## PROBLEM DESCRIPTION
Show every line in the records below that contains the word "łatwo".

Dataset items
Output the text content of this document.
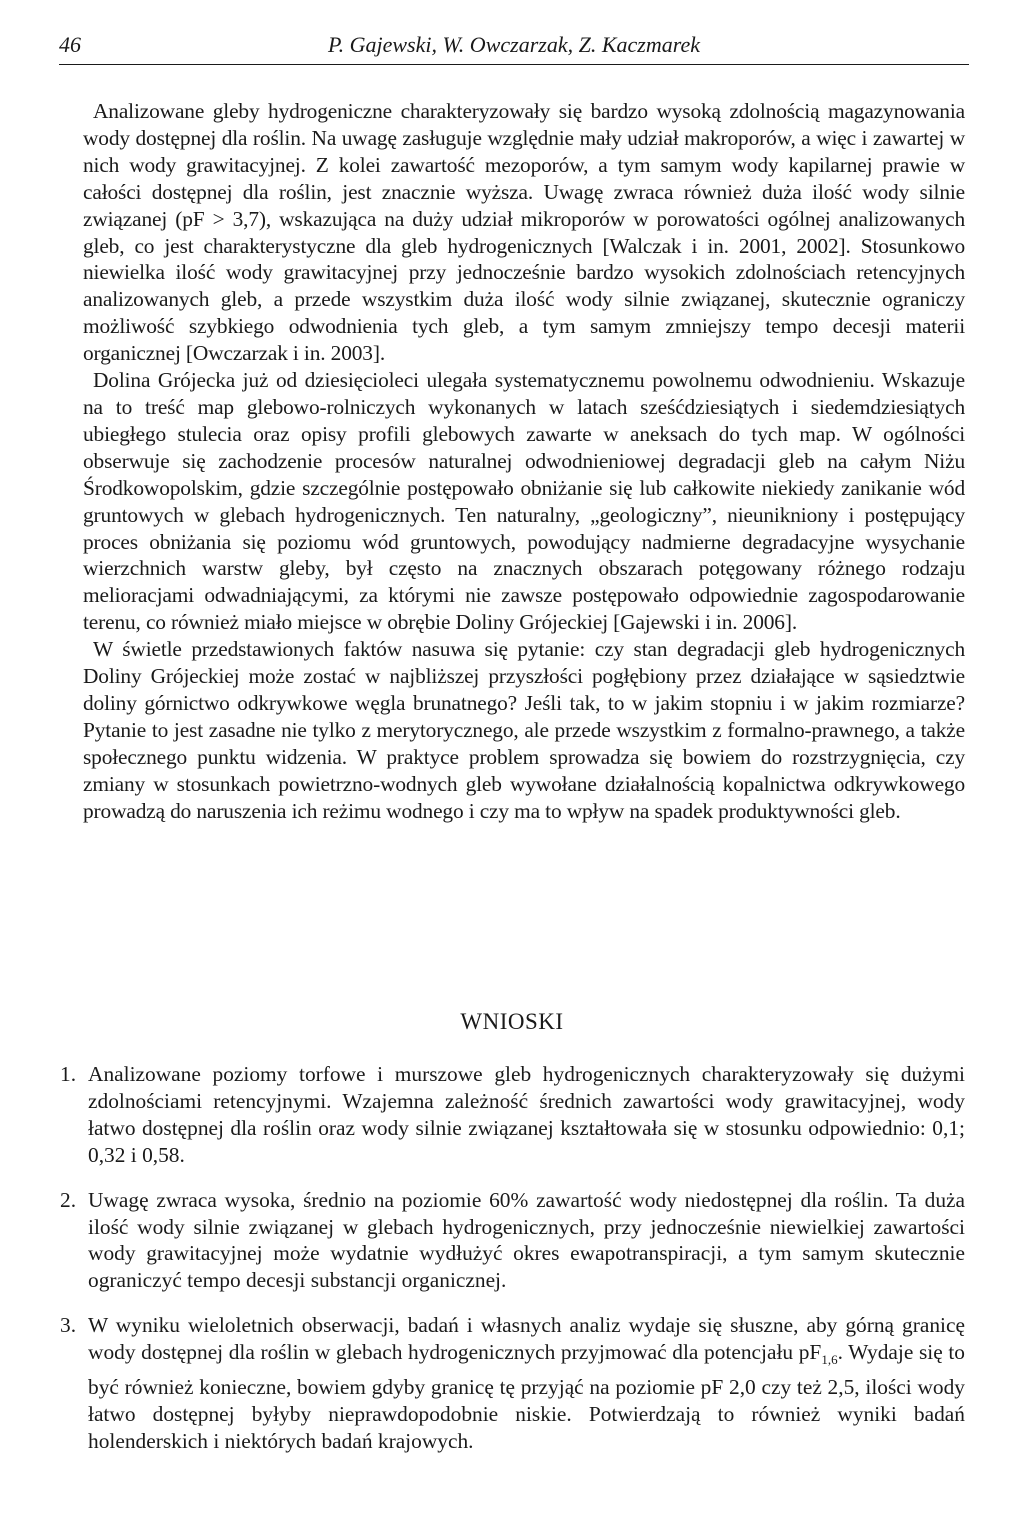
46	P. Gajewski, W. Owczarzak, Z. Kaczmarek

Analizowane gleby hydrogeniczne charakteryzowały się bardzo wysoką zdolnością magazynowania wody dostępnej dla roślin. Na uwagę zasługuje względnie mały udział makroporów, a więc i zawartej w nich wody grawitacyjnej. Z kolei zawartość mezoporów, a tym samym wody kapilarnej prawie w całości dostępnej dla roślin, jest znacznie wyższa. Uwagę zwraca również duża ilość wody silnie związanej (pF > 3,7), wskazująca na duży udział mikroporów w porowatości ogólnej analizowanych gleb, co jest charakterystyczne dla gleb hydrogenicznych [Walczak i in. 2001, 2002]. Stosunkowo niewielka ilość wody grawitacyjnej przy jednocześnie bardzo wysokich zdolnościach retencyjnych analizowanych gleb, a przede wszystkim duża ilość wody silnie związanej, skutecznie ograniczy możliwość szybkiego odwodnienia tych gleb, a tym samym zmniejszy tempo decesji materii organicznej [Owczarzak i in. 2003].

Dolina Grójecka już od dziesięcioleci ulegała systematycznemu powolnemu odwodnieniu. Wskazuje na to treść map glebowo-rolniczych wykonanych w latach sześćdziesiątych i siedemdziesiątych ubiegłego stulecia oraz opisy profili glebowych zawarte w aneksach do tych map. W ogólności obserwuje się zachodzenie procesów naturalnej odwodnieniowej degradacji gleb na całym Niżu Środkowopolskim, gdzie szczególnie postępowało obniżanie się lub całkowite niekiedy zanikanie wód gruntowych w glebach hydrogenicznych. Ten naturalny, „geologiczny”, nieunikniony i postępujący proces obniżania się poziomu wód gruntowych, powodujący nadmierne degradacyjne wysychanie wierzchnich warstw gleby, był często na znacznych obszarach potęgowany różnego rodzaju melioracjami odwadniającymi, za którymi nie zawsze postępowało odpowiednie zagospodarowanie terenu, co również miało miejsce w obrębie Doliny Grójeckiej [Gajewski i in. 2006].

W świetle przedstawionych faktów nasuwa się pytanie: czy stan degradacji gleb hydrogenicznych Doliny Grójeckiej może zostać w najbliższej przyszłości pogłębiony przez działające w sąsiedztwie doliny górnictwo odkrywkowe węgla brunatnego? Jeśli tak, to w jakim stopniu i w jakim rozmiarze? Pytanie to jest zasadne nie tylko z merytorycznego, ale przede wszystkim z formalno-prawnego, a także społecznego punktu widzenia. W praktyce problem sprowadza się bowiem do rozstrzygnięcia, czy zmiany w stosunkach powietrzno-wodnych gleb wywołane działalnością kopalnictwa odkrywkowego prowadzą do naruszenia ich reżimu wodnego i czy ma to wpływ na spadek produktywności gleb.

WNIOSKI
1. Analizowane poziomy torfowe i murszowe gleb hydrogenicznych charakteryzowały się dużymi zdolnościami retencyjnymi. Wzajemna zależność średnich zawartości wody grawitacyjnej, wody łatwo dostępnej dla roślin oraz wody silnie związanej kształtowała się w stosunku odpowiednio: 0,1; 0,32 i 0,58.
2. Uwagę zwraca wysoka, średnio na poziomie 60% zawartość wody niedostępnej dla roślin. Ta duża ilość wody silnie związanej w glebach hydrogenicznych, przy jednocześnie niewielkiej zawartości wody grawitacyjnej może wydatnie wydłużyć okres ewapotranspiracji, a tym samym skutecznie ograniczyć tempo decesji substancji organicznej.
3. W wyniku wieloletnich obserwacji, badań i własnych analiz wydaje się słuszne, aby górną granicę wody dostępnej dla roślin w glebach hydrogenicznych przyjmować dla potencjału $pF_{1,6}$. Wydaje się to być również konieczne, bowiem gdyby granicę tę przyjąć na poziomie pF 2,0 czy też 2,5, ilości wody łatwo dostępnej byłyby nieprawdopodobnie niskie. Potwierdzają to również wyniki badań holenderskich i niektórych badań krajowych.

## WRITTEN RESPONSE
1. Analizowane poziomy torfowe i murszowe gleb hydrogenicznych charakteryzowały się dużymi zdolnościami retencyjnymi. Wzajemna zależność średnich zawartości wody grawitacyjnej, wody łatwo dostępnej dla roślin oraz wody silnie związanej kształtowała się w stosunku odpowiednio: 0,1; 0,32 i 0,58.
3. W wyniku wieloletnich obserwacji, badań i własnych analiz wydaje się słuszne, aby górną granicę wody dostępnej dla roślin w glebach hydrogenicznych przyjmować dla potencjału $pF_{1,6}$. Wydaje się to być również konieczne, bowiem gdyby granicę tę przyjąć na poziomie pF 2,0 czy też 2,5, ilości wody łatwo dostępnej byłyby nieprawdopodobnie niskie. Potwierdzają to również wyniki badań holenderskich i niektórych badań krajowych.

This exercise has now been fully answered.